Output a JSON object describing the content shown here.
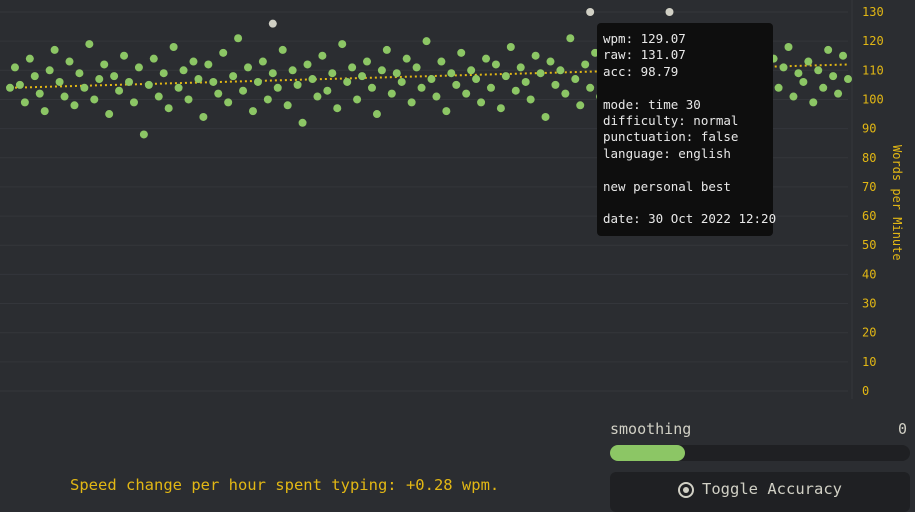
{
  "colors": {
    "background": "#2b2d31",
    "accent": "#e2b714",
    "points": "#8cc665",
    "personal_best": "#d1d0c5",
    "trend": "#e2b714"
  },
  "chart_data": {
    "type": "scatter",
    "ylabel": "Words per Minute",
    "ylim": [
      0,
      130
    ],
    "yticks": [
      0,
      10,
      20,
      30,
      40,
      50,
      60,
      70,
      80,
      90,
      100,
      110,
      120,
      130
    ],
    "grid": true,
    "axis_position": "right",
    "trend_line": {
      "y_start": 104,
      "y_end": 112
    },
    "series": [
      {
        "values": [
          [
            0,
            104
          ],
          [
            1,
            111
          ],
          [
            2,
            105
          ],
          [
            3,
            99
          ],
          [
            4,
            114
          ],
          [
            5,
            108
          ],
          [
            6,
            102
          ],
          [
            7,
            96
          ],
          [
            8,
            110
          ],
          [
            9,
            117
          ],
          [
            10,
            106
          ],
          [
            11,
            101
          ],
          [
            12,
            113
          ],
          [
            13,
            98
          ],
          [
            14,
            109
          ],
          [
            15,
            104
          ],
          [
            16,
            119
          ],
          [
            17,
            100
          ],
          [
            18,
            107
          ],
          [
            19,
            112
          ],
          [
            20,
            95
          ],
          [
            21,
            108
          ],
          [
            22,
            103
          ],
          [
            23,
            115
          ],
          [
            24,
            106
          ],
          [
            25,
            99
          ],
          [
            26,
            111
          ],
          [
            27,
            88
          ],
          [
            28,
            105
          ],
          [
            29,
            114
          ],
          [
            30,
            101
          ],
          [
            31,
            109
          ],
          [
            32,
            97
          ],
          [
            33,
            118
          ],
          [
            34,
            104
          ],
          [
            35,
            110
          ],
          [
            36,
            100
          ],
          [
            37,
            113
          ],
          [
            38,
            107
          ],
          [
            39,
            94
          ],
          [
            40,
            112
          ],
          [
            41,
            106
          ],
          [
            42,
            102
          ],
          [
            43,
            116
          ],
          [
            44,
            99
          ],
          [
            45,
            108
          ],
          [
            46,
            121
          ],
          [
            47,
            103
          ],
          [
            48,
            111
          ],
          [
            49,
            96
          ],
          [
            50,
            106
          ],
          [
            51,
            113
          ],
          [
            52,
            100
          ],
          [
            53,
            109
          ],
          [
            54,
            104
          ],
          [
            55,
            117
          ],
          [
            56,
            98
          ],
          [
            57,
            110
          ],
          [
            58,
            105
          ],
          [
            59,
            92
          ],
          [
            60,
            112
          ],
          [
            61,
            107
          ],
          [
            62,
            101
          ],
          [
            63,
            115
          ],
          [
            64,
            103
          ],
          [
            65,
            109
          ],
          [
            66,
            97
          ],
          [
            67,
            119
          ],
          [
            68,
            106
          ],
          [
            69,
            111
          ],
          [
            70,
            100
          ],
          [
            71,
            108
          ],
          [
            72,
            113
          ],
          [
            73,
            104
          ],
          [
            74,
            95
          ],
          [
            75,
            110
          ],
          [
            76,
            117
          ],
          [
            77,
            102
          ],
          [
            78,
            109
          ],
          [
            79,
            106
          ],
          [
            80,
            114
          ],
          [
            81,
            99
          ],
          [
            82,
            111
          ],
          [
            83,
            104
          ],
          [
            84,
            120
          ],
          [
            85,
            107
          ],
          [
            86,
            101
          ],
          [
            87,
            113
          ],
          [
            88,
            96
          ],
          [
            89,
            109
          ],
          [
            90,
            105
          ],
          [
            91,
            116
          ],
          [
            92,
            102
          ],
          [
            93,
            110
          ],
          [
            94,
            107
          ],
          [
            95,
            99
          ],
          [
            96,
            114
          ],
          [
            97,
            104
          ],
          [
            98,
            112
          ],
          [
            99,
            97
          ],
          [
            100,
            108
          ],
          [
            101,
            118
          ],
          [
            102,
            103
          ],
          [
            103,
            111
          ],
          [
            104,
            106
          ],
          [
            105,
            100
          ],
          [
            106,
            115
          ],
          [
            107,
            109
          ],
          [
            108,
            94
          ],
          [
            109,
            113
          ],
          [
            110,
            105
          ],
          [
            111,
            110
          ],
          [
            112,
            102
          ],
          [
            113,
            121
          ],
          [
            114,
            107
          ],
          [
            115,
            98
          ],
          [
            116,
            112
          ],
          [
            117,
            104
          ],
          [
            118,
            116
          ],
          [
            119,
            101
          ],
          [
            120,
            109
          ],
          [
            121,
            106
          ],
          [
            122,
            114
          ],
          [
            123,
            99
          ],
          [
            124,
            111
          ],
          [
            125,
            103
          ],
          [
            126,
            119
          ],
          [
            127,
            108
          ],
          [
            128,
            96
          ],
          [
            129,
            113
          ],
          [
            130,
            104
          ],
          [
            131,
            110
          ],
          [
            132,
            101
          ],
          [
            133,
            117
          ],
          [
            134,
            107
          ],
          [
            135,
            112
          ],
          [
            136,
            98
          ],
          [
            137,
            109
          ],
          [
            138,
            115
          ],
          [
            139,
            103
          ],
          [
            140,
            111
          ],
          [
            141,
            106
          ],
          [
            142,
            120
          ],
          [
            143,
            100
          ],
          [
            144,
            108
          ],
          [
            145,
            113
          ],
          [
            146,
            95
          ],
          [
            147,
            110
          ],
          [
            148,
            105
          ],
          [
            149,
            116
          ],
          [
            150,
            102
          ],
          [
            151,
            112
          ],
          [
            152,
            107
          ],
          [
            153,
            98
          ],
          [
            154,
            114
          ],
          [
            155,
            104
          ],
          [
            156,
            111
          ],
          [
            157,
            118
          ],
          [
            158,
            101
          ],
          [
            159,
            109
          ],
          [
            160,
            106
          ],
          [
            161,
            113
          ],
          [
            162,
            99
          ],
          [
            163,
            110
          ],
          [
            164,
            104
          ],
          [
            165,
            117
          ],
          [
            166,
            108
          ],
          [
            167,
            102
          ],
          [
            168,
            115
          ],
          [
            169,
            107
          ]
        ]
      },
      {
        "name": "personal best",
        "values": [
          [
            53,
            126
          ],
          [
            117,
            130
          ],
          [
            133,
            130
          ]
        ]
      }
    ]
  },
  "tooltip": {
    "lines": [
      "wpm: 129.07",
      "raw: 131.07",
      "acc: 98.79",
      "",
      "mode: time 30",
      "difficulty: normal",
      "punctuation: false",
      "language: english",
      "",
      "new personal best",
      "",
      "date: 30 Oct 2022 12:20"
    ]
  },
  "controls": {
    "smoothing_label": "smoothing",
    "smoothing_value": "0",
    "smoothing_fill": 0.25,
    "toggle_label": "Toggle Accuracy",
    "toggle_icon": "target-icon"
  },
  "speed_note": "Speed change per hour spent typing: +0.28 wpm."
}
---
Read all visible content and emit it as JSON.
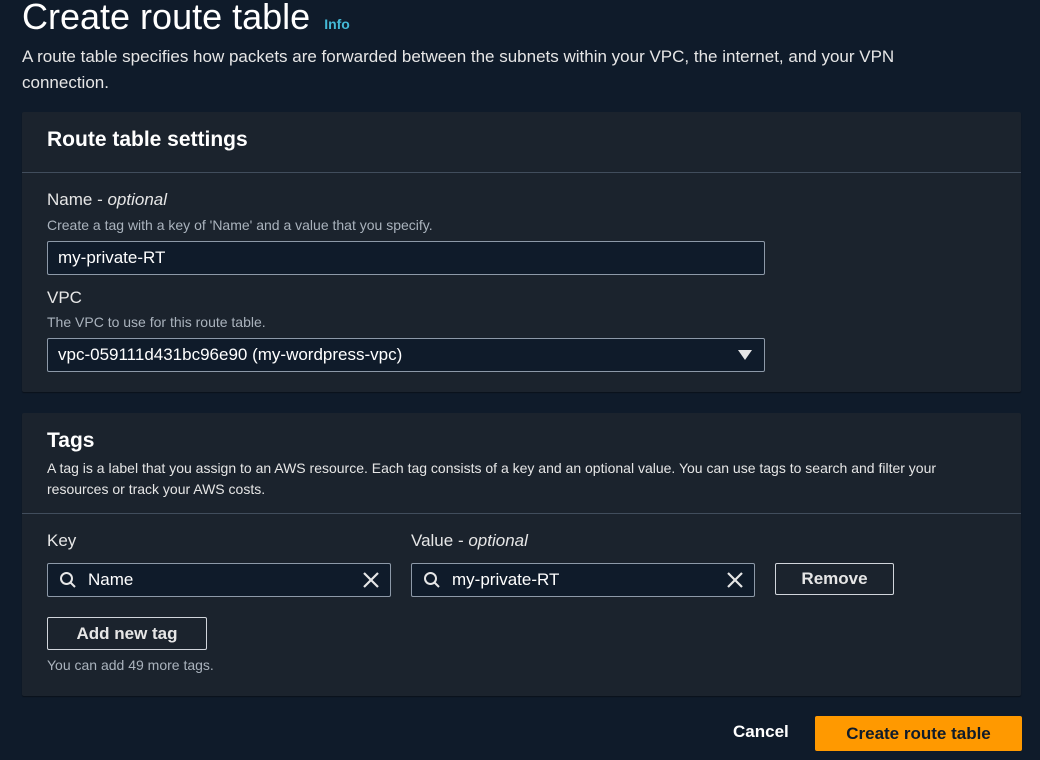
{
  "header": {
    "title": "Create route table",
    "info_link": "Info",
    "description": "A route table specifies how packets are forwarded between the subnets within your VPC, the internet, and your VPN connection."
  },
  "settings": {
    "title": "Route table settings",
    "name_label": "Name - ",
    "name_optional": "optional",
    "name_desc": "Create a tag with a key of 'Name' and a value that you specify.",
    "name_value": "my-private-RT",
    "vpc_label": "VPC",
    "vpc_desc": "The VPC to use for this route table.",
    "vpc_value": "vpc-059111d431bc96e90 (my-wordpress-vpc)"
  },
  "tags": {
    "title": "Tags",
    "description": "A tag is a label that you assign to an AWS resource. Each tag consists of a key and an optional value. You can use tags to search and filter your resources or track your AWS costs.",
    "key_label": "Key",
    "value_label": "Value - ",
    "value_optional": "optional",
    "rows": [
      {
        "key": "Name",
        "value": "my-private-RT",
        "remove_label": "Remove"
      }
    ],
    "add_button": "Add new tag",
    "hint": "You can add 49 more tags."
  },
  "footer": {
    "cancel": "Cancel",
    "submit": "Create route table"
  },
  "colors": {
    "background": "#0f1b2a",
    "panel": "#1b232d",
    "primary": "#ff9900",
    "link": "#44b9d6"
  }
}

*Given instruction:* Take every line containing the word "title" and copy it.

*Result below:*
    "title": "Create route table",
    "title": "Route table settings",
    "title": "Tags",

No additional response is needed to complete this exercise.